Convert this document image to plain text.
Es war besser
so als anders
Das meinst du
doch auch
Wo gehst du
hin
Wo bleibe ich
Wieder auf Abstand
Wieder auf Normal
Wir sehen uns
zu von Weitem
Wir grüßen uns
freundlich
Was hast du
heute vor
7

* * *

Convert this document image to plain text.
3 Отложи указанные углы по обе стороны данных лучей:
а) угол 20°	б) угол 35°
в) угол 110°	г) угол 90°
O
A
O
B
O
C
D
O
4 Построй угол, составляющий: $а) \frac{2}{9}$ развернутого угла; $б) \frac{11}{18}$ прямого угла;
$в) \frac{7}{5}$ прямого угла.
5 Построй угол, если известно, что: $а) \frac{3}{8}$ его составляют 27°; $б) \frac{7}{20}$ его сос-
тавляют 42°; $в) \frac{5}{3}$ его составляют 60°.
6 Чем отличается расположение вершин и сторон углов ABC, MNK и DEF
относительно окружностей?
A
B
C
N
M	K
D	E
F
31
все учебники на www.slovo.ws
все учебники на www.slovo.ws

■ EXERCISE PROMPT
Search the records for the string "Построй" and return every line in which it occurs.

■ REPLY
4 Построй угол, составляющий: $а) \frac{2}{9}$ развернутого угла; $б) \frac{11}{18}$ прямого угла;
5 Построй угол, если известно, что: $а) \frac{3}{8}$ его составляют 27°; $б) \frac{7}{20}$ его сос-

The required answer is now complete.